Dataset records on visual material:
########################################

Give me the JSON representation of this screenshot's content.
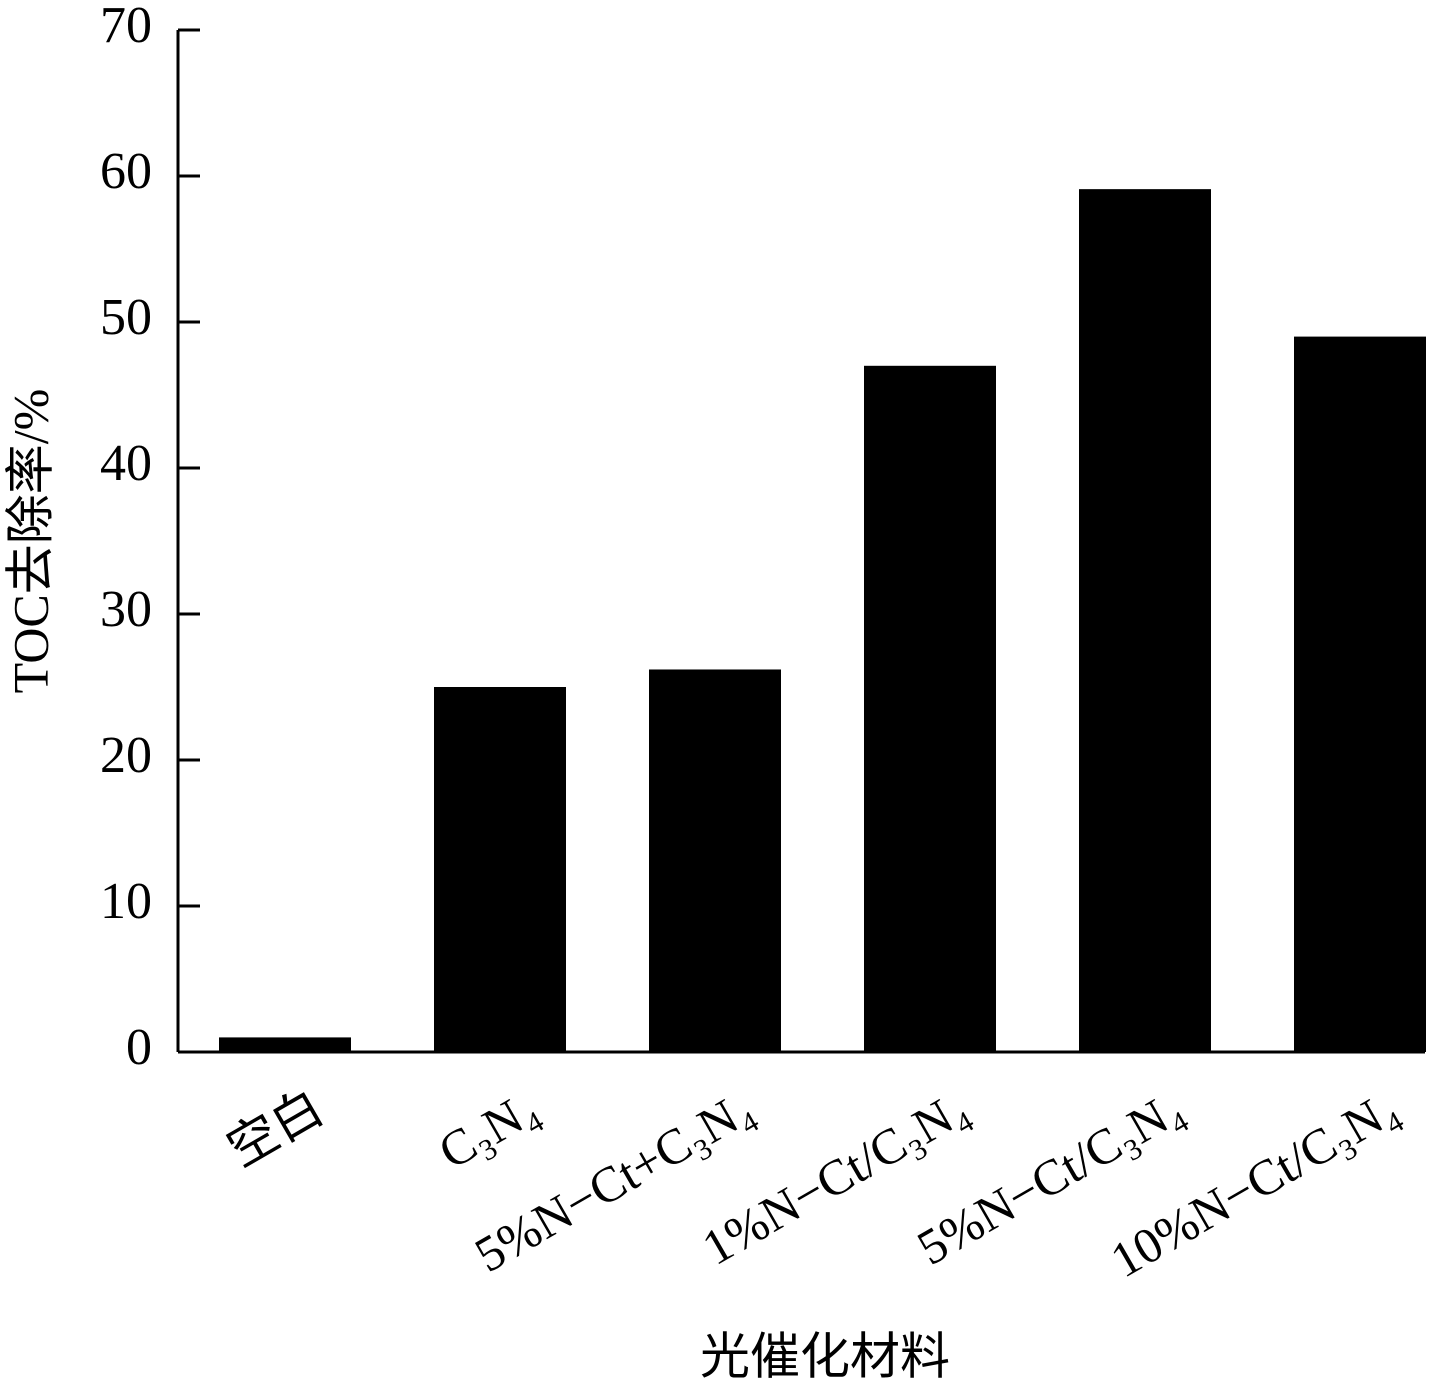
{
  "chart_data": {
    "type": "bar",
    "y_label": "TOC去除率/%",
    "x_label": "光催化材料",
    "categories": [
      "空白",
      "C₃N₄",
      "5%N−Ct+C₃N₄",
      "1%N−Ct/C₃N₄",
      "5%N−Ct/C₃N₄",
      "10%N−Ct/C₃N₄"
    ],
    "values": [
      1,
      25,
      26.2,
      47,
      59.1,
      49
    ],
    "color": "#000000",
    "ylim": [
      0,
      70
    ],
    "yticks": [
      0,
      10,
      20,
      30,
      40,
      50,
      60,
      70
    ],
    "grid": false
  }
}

########################################

To do
Leave out the pictures and restate everything else word for word.

Solution to the exercise
Give me the JSON representation of this screenshot's content.
{
  "chart_data": {
    "type": "bar",
    "y_label": "TOC去除率/%",
    "x_label": "光催化材料",
    "categories": [
      "空白",
      "C₃N₄",
      "5%N−Ct+C₃N₄",
      "1%N−Ct/C₃N₄",
      "5%N−Ct/C₃N₄",
      "10%N−Ct/C₃N₄"
    ],
    "values": [
      1,
      25,
      26.2,
      47,
      59.1,
      49
    ],
    "color": "#000000",
    "ylim": [
      0,
      70
    ],
    "yticks": [
      0,
      10,
      20,
      30,
      40,
      50,
      60,
      70
    ],
    "grid": false
  }
}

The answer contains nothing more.